- [Stated task] Copy out each line of the data that holds the word "JSON".

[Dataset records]
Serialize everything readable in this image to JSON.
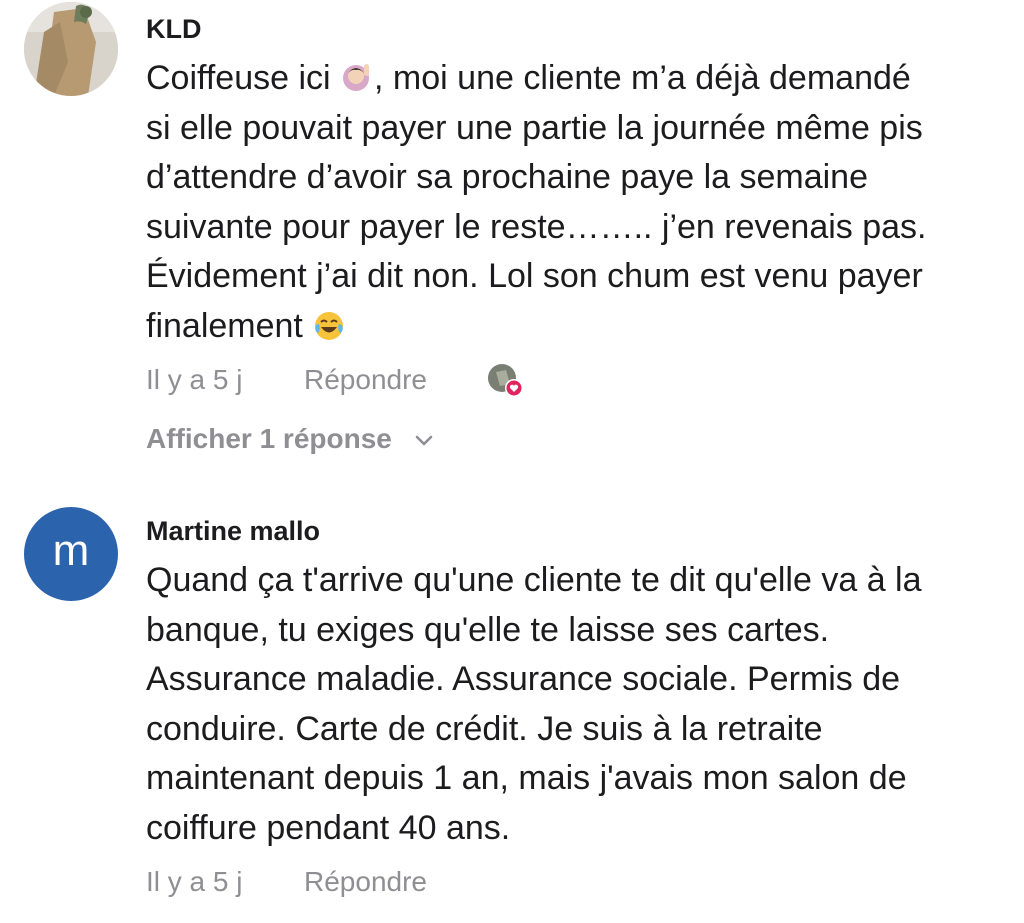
{
  "comments": [
    {
      "author": "KLD",
      "avatar_icon": "user-photo-icon",
      "lines": [
        ", moi une cliente m’a déjà demandé",
        "si elle pouvait payer une partie la journée même pis",
        "d’attendre d’avoir sa prochaine paye la semaine",
        "suivante pour payer le reste…….. j’en revenais pas.",
        "Évidement j’ai dit non. Lol son chum est venu payer",
        "finalement"
      ],
      "line1_prefix": "Coiffeuse ici",
      "emoji_1": "raising-hand-emoji-icon",
      "emoji_2": "tears-of-joy-emoji-icon",
      "timestamp": "Il y a 5 j",
      "reply_label": "Répondre",
      "reaction_icon": "author-liked-heart-icon",
      "show_replies_label": "Afficher 1 réponse"
    },
    {
      "author": "Martine mallo",
      "avatar_letter": "m",
      "avatar_color": "#2b63ad",
      "lines": [
        "Quand ça t'arrive qu'une cliente te dit qu'elle va à la",
        "banque, tu exiges qu'elle te laisse ses cartes.",
        "Assurance maladie. Assurance sociale. Permis de",
        "conduire. Carte de crédit. Je suis à la retraite",
        "maintenant depuis 1 an, mais j'avais mon salon de",
        "coiffure pendant 40 ans."
      ],
      "timestamp": "Il y a 5 j",
      "reply_label": "Répondre"
    }
  ],
  "colors": {
    "text": "#1c1c1e",
    "muted": "#8e8e93",
    "accent_heart": "#e0245e"
  }
}
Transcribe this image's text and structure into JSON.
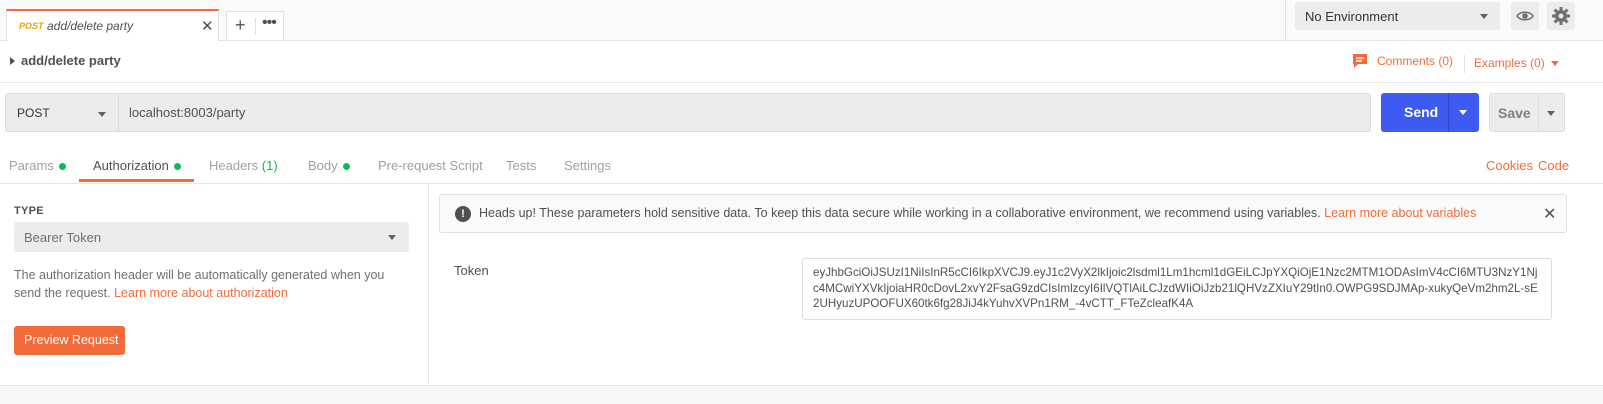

- [Exercise answer]
Serialize everything readable in this image to JSON.
Transcribe this image's text and structure into JSON.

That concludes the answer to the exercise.